## WRITTEN EXERCISE
Faithfully return all lines, omitting every embedded picture.
==== INPUT DATA ====
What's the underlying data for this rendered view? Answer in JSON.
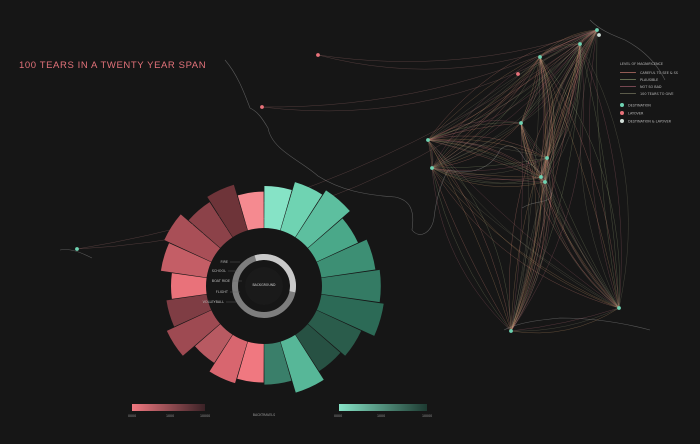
{
  "title": "100 TEARS IN A TWENTY YEAR SPAN",
  "colors": {
    "background": "#161616",
    "coral": "#e9727a",
    "teal": "#6fd3b2",
    "coast": "#6b6b6b"
  },
  "legend": {
    "header": "LEVEL OF MAGNIFICENCE",
    "lines": [
      {
        "label": "CAREFUL TO SEE & SS",
        "color": "#e68b7f"
      },
      {
        "label": "PLAUSIBLE",
        "color": "#9aa77a"
      },
      {
        "label": "NOT SO BAD",
        "color": "#b7697a"
      },
      {
        "label": "100 TEARS TO GIVE",
        "color": "#8a8a6e"
      }
    ],
    "dots": [
      {
        "label": "DESTINATION",
        "color": "#6fd3b2"
      },
      {
        "label": "LAYOVER",
        "color": "#e9727a"
      },
      {
        "label": "DESTINATION & LAYOVER",
        "color": "#d3dfd9"
      }
    ]
  },
  "center": {
    "label": "BACKGROUND",
    "inner_labels": [
      "FIRE",
      "SCHOOL",
      "BOAT RIDE",
      "FLIGHT",
      "VOLLEYBALL"
    ]
  },
  "bottom": {
    "left_ticks": [
      "0000",
      "1000",
      "10000"
    ],
    "middle_label": "BACKTRAVELS",
    "right_ticks": [
      "0000",
      "1000",
      "10000"
    ]
  },
  "radial": {
    "left_segments": [
      0.55,
      0.62,
      0.48,
      0.7,
      0.58,
      0.5,
      0.66,
      0.74,
      0.6,
      0.68,
      0.52
    ],
    "right_segments": [
      0.6,
      0.72,
      0.8,
      0.65,
      0.78,
      0.84,
      0.9,
      0.7,
      0.62,
      0.76,
      0.58
    ]
  }
}
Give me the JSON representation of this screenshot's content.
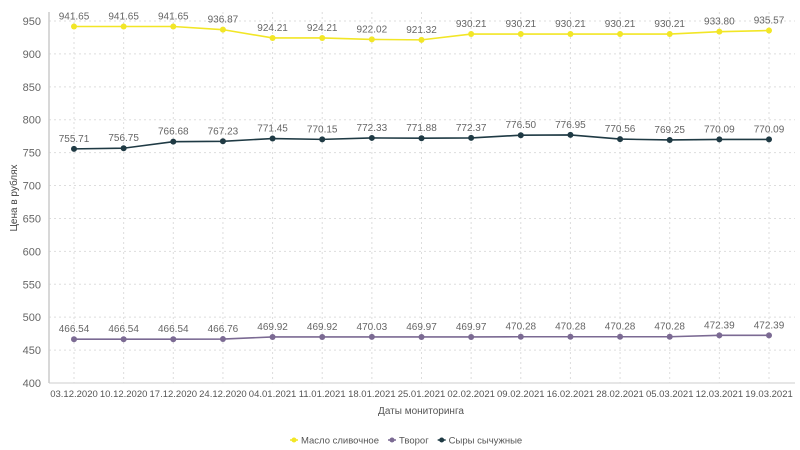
{
  "chart_data": {
    "type": "line",
    "title": "",
    "xlabel": "Даты мониторинга",
    "ylabel": "Цена в рублях",
    "ylim": [
      400,
      950
    ],
    "yticks": [
      400,
      450,
      500,
      550,
      600,
      650,
      700,
      750,
      800,
      850,
      900,
      950
    ],
    "grid": true,
    "legend_position": "bottom-center",
    "categories": [
      "03.12.2020",
      "10.12.2020",
      "17.12.2020",
      "24.12.2020",
      "04.01.2021",
      "11.01.2021",
      "18.01.2021",
      "25.01.2021",
      "02.02.2021",
      "09.02.2021",
      "16.02.2021",
      "28.02.2021",
      "05.03.2021",
      "12.03.2021",
      "19.03.2021"
    ],
    "series": [
      {
        "name": "Масло сливочное",
        "color": "#f2e626",
        "values": [
          941.65,
          941.65,
          941.65,
          936.87,
          924.21,
          924.21,
          922.02,
          921.32,
          930.21,
          930.21,
          930.21,
          930.21,
          930.21,
          933.8,
          935.57
        ]
      },
      {
        "name": "Творог",
        "color": "#7b6a93",
        "values": [
          466.54,
          466.54,
          466.54,
          466.76,
          469.92,
          469.92,
          470.03,
          469.97,
          469.97,
          470.28,
          470.28,
          470.28,
          470.28,
          472.39,
          472.39
        ]
      },
      {
        "name": "Сыры сычужные",
        "color": "#1f3a44",
        "values": [
          755.71,
          756.75,
          766.68,
          767.23,
          771.45,
          770.15,
          772.33,
          771.88,
          772.37,
          776.5,
          776.95,
          770.56,
          769.25,
          770.09,
          770.09
        ]
      }
    ]
  }
}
====
## WRITTEN REPLY
What's the underlying data for this rendered view? Answer in JSON.
{
  "title": "100 TEARS IN A TWENTY YEAR SPAN",
  "colors": {
    "background": "#161616",
    "coral": "#e9727a",
    "teal": "#6fd3b2",
    "coast": "#6b6b6b"
  },
  "legend": {
    "header": "LEVEL OF MAGNIFICENCE",
    "lines": [
      {
        "label": "CAREFUL TO SEE & SS",
        "color": "#e68b7f"
      },
      {
        "label": "PLAUSIBLE",
        "color": "#9aa77a"
      },
      {
        "label": "NOT SO BAD",
        "color": "#b7697a"
      },
      {
        "label": "100 TEARS TO GIVE",
        "color": "#8a8a6e"
      }
    ],
    "dots": [
      {
        "label": "DESTINATION",
        "color": "#6fd3b2"
      },
      {
        "label": "LAYOVER",
        "color": "#e9727a"
      },
      {
        "label": "DESTINATION & LAYOVER",
        "color": "#d3dfd9"
      }
    ]
  },
  "center": {
    "label": "BACKGROUND",
    "inner_labels": [
      "FIRE",
      "SCHOOL",
      "BOAT RIDE",
      "FLIGHT",
      "VOLLEYBALL"
    ]
  },
  "bottom": {
    "left_ticks": [
      "0000",
      "1000",
      "10000"
    ],
    "middle_label": "BACKTRAVELS",
    "right_ticks": [
      "0000",
      "1000",
      "10000"
    ]
  },
  "radial": {
    "left_segments": [
      0.55,
      0.62,
      0.48,
      0.7,
      0.58,
      0.5,
      0.66,
      0.74,
      0.6,
      0.68,
      0.52
    ],
    "right_segments": [
      0.6,
      0.72,
      0.8,
      0.65,
      0.78,
      0.84,
      0.9,
      0.7,
      0.62,
      0.76,
      0.58
    ]
  }
}
Give me the JSON representation of this screenshot's content.
{
  "chart_data": {
    "type": "line",
    "title": "",
    "xlabel": "Даты мониторинга",
    "ylabel": "Цена в рублях",
    "ylim": [
      400,
      950
    ],
    "yticks": [
      400,
      450,
      500,
      550,
      600,
      650,
      700,
      750,
      800,
      850,
      900,
      950
    ],
    "grid": true,
    "legend_position": "bottom-center",
    "categories": [
      "03.12.2020",
      "10.12.2020",
      "17.12.2020",
      "24.12.2020",
      "04.01.2021",
      "11.01.2021",
      "18.01.2021",
      "25.01.2021",
      "02.02.2021",
      "09.02.2021",
      "16.02.2021",
      "28.02.2021",
      "05.03.2021",
      "12.03.2021",
      "19.03.2021"
    ],
    "series": [
      {
        "name": "Масло сливочное",
        "color": "#f2e626",
        "values": [
          941.65,
          941.65,
          941.65,
          936.87,
          924.21,
          924.21,
          922.02,
          921.32,
          930.21,
          930.21,
          930.21,
          930.21,
          930.21,
          933.8,
          935.57
        ]
      },
      {
        "name": "Творог",
        "color": "#7b6a93",
        "values": [
          466.54,
          466.54,
          466.54,
          466.76,
          469.92,
          469.92,
          470.03,
          469.97,
          469.97,
          470.28,
          470.28,
          470.28,
          470.28,
          472.39,
          472.39
        ]
      },
      {
        "name": "Сыры сычужные",
        "color": "#1f3a44",
        "values": [
          755.71,
          756.75,
          766.68,
          767.23,
          771.45,
          770.15,
          772.33,
          771.88,
          772.37,
          776.5,
          776.95,
          770.56,
          769.25,
          770.09,
          770.09
        ]
      }
    ]
  }
}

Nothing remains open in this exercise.